(Directions): From the listing below, extract every line containing "Trajectory".

### Material for this exercise ###

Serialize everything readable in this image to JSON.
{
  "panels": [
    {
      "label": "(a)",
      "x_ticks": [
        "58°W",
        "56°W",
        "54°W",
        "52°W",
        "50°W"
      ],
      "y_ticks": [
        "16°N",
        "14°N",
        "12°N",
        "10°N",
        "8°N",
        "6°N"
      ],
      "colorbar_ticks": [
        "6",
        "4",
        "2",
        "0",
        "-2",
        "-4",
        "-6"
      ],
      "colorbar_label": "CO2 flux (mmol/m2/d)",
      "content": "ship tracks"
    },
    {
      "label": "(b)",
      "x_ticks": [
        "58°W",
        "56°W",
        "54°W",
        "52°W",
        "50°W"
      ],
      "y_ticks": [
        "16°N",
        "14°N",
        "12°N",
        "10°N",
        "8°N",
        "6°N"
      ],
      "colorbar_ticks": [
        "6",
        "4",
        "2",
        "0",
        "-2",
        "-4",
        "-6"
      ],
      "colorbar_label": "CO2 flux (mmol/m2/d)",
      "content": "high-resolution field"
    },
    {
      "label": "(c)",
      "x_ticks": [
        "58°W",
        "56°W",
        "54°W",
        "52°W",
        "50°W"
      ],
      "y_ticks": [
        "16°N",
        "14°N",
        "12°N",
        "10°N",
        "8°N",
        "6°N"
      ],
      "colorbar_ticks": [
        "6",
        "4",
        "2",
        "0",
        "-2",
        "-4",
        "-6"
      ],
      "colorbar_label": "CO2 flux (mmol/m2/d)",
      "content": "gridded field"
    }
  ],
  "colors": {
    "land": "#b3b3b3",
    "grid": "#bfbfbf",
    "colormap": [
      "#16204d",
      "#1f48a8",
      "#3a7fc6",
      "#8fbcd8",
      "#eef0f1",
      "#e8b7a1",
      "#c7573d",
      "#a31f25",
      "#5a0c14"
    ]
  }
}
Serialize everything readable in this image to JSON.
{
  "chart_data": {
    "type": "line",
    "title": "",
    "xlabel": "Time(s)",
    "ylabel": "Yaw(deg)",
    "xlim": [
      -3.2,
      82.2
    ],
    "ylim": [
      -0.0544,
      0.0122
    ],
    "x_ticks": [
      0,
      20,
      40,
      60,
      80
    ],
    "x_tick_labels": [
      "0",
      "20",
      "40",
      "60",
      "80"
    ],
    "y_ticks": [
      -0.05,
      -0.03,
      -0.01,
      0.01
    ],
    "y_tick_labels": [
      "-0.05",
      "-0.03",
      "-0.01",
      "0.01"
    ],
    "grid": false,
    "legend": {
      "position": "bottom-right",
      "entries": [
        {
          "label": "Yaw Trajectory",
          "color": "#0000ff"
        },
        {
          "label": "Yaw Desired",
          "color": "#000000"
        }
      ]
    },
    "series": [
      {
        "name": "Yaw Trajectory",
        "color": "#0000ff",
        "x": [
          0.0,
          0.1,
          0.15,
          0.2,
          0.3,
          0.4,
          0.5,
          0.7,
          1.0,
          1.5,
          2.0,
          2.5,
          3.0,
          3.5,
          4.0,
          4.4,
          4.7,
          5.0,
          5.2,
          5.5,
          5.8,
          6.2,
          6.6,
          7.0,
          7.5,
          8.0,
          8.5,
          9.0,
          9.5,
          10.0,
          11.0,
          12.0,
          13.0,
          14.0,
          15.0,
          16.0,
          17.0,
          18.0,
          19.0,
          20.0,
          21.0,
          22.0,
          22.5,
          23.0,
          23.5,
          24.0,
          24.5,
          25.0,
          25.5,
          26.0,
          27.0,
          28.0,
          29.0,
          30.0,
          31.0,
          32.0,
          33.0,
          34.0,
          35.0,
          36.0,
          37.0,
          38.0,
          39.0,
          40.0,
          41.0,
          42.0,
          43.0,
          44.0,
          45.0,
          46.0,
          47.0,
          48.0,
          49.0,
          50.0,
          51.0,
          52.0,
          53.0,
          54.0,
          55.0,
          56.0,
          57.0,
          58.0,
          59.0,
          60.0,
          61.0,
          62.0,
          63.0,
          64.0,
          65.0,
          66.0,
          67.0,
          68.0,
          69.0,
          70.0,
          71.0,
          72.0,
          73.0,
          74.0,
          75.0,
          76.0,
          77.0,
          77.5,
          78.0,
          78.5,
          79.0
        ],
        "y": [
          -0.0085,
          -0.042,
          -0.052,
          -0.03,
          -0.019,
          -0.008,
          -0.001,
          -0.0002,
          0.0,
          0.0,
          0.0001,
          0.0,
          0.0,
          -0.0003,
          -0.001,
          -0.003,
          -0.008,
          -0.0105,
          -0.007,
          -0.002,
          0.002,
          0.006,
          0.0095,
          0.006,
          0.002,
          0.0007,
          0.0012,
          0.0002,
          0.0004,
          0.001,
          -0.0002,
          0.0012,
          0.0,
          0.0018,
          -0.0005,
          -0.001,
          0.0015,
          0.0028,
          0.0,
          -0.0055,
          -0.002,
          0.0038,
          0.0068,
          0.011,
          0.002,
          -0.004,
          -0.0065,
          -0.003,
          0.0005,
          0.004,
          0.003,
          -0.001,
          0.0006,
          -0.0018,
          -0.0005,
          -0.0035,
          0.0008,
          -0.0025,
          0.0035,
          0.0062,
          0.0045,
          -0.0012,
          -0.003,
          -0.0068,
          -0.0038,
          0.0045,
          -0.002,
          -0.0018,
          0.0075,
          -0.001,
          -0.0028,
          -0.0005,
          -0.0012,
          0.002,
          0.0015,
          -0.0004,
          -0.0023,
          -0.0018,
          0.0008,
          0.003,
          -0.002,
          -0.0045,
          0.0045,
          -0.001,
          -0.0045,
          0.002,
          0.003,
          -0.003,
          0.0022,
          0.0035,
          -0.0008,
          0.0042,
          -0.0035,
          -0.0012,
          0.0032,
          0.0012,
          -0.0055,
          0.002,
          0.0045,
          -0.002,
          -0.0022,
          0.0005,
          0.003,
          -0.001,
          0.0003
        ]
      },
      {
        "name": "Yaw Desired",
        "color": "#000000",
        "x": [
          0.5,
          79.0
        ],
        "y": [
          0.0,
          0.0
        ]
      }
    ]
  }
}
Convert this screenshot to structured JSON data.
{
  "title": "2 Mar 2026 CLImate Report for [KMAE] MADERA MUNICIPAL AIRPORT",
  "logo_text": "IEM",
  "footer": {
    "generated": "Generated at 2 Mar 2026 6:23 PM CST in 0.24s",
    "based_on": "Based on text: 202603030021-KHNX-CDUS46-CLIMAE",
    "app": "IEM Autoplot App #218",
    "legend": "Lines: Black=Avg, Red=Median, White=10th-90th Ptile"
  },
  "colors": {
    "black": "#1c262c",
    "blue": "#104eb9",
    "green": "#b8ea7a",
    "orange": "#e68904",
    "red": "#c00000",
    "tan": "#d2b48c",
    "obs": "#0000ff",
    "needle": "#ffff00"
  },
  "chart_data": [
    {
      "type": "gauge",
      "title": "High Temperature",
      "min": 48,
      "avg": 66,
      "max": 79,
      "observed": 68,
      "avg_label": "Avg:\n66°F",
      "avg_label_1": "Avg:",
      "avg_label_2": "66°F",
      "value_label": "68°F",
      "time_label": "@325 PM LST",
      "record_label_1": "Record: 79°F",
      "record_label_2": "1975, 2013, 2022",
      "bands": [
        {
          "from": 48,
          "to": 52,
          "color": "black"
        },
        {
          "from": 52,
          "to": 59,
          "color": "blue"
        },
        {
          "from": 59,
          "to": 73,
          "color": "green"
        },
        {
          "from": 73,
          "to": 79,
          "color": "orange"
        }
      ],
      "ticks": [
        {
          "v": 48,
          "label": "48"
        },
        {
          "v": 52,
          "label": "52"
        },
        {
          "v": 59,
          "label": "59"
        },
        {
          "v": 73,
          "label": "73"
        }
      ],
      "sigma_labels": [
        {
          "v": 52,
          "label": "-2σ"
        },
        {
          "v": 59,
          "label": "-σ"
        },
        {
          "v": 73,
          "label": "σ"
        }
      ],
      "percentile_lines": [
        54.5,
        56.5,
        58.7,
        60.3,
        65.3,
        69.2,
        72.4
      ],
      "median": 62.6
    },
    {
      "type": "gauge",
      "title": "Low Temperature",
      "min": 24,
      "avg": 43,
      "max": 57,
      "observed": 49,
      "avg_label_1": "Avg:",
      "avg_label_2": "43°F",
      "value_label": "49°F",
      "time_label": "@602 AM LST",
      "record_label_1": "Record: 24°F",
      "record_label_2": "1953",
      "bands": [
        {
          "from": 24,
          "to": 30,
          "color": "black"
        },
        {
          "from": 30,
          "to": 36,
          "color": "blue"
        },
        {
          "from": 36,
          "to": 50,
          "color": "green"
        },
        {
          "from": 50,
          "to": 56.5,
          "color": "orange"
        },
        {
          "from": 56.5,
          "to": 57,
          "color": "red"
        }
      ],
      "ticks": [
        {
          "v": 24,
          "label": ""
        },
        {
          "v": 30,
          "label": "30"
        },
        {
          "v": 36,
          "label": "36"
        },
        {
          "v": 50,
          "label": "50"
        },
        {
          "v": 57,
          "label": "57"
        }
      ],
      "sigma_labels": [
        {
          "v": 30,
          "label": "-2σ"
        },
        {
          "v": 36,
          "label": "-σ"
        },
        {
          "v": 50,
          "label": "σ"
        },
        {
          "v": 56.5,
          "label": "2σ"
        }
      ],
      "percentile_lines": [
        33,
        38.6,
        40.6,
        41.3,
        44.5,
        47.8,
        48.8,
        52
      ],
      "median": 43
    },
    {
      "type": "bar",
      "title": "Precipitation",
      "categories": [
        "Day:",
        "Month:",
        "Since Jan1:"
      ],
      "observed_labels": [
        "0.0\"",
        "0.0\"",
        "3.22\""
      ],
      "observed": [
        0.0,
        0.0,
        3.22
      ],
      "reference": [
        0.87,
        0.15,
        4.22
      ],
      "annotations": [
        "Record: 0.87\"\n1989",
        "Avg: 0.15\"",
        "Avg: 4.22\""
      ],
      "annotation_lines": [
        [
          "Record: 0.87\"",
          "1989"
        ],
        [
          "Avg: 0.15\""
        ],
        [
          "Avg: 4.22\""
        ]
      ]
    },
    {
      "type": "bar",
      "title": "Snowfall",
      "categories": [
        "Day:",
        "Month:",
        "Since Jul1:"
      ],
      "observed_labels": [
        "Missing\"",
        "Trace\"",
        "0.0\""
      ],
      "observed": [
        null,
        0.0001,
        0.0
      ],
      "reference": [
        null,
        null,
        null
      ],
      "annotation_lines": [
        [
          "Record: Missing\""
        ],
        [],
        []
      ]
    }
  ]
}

###

(Solved problem):
          "label": "Yaw Trajectory",
        "name": "Yaw Trajectory",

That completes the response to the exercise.